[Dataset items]
>> Start
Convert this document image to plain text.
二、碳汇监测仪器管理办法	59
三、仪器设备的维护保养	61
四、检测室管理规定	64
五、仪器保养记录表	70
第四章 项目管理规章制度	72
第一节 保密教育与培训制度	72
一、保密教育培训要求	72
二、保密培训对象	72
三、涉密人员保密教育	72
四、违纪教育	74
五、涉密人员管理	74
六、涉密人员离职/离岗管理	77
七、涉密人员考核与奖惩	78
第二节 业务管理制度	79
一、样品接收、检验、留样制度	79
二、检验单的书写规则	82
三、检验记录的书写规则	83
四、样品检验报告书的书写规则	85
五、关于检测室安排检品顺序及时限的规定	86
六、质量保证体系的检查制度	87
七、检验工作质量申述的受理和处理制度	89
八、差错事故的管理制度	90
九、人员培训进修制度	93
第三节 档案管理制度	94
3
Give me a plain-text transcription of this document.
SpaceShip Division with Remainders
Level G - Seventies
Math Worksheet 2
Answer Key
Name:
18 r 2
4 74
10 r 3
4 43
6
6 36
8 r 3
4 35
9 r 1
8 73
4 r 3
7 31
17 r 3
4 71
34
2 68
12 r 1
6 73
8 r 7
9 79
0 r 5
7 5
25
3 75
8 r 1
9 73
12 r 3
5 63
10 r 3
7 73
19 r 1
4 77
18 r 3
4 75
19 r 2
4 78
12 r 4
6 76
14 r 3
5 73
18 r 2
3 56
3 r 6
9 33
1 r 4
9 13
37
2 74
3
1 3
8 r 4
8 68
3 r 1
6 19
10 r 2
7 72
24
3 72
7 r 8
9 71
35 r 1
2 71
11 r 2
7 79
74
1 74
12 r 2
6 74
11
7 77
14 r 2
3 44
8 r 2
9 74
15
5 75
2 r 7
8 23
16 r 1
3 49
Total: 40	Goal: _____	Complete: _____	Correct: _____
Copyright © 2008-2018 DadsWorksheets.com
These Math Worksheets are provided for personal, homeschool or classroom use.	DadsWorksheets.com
>> End
>> Start
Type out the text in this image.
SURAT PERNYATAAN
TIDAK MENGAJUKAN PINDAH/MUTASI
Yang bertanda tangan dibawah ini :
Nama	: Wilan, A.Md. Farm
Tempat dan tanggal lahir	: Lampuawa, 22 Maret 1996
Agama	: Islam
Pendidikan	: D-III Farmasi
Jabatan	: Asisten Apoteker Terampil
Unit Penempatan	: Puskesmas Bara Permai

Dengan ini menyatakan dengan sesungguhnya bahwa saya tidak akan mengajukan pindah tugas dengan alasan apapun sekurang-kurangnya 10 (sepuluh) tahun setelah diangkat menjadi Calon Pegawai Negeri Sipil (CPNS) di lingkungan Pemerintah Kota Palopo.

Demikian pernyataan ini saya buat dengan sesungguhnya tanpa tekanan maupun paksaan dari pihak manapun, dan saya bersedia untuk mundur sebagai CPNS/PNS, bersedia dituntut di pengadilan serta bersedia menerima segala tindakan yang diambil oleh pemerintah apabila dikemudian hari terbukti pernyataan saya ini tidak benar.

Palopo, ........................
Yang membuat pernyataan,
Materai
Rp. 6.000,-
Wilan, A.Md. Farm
>> End
### WHAT IS EXPECTED
Above are the records; copy every line in them that holds the word "plain".

### RESULT FOR THIS EXERCISE
Convert this document image to plain text.
Give me a plain-text transcription of this document.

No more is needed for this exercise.